Task:
Identify every line in the records below that contains the word "Displacement", and copy each of those lines.

☆ ☆ ☆ ☆ ☆ ☆ ☆

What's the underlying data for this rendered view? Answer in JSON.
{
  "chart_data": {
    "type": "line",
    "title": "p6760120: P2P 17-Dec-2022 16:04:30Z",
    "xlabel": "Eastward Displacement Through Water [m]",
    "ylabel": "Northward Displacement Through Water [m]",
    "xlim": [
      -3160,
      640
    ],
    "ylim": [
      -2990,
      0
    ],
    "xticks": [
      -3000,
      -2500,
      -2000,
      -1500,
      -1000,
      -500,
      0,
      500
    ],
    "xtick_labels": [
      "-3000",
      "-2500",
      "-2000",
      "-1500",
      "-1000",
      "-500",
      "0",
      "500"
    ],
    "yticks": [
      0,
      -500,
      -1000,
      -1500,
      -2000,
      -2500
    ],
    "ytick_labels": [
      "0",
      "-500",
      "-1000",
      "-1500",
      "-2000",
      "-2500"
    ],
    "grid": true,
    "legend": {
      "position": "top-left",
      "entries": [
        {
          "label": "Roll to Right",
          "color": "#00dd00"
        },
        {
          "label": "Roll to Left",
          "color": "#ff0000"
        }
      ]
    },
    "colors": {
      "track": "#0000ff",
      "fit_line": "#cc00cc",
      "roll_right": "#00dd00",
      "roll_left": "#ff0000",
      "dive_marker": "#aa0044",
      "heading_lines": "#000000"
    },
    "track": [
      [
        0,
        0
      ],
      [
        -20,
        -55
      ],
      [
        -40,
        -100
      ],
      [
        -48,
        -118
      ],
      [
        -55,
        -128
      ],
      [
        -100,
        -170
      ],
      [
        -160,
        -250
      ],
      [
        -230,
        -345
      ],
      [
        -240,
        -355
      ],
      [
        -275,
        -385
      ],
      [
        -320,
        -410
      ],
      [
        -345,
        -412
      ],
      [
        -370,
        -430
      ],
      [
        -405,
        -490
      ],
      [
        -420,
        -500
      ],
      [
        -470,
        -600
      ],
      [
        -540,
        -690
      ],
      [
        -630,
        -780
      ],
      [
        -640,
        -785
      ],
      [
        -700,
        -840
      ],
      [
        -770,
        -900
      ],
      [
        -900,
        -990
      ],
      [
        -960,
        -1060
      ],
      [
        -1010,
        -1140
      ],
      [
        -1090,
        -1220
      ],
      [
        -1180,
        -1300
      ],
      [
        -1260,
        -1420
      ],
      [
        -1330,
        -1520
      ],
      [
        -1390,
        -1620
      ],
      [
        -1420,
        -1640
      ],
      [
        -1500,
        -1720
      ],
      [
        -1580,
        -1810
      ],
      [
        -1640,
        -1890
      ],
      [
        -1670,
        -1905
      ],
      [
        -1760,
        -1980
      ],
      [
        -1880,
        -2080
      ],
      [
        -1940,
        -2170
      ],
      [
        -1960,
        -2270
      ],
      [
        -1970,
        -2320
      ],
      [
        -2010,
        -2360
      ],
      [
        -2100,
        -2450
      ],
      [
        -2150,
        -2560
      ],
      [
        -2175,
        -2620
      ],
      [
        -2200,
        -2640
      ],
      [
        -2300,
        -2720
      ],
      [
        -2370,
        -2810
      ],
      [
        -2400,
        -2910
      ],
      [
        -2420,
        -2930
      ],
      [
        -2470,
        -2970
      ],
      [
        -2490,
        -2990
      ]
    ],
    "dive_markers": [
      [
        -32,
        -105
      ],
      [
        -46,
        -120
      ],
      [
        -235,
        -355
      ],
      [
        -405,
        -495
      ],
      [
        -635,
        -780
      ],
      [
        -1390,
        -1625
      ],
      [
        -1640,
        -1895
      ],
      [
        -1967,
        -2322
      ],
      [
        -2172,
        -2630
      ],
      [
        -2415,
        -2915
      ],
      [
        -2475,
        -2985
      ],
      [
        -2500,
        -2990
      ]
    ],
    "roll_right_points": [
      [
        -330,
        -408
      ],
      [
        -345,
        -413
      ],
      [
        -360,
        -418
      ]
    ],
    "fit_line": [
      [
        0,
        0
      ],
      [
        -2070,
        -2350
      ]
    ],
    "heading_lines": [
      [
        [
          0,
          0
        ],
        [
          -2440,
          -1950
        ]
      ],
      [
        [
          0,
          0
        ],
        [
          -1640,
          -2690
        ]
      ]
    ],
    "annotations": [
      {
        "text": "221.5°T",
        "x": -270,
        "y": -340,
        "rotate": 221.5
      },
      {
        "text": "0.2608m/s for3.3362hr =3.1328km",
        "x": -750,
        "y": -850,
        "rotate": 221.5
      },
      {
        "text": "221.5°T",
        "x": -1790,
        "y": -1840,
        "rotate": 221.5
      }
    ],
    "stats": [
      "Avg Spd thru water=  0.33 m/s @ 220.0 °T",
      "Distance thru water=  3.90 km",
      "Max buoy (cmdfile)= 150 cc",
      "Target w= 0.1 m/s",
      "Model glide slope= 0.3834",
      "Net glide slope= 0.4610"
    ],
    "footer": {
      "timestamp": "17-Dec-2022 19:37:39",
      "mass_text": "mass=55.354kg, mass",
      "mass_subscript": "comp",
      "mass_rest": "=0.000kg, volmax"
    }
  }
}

☆ ☆ ☆ ☆ ☆ ☆ ☆

Output for this task:
    "xlabel": "Eastward Displacement Through Water [m]",
    "ylabel": "Northward Displacement Through Water [m]",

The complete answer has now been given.